**STATED GOAL:** Set down the records once more, please, exactly and with the pictures left out.

Part of a data file:
########

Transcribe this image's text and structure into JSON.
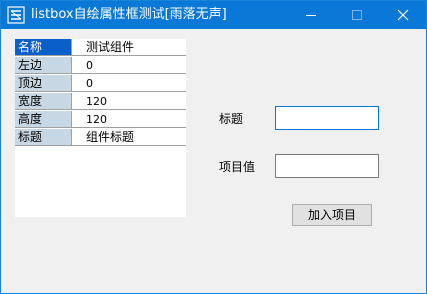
{
  "window": {
    "title": "listbox自绘属性框测试[雨落无声]",
    "titlebar_color": "#0a78d7"
  },
  "property_grid": {
    "rows": [
      {
        "key": "名称",
        "value": "测试组件",
        "selected": true
      },
      {
        "key": "左边",
        "value": "0"
      },
      {
        "key": "顶边",
        "value": "0"
      },
      {
        "key": "宽度",
        "value": "120"
      },
      {
        "key": "高度",
        "value": "120"
      },
      {
        "key": "标题",
        "value": "组件标题"
      }
    ],
    "key_bg": "#c8d7e4",
    "selected_bg": "#0a60c8"
  },
  "form": {
    "title_label": "标题",
    "title_value": "",
    "item_label": "项目值",
    "item_value": "",
    "add_button": "加入项目"
  }
}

########

**EXERCISE RESPONSE:**
Transcribe this image's text and structure into JSON.
{
  "window": {
    "title": "listbox自绘属性框测试[雨落无声]",
    "titlebar_color": "#0a78d7"
  },
  "property_grid": {
    "rows": [
      {
        "key": "名称",
        "value": "测试组件",
        "selected": true
      },
      {
        "key": "左边",
        "value": "0"
      },
      {
        "key": "顶边",
        "value": "0"
      },
      {
        "key": "宽度",
        "value": "120"
      },
      {
        "key": "高度",
        "value": "120"
      },
      {
        "key": "标题",
        "value": "组件标题"
      }
    ],
    "key_bg": "#c8d7e4",
    "selected_bg": "#0a60c8"
  },
  "form": {
    "title_label": "标题",
    "title_value": "",
    "item_label": "项目值",
    "item_value": "",
    "add_button": "加入项目"
  }
}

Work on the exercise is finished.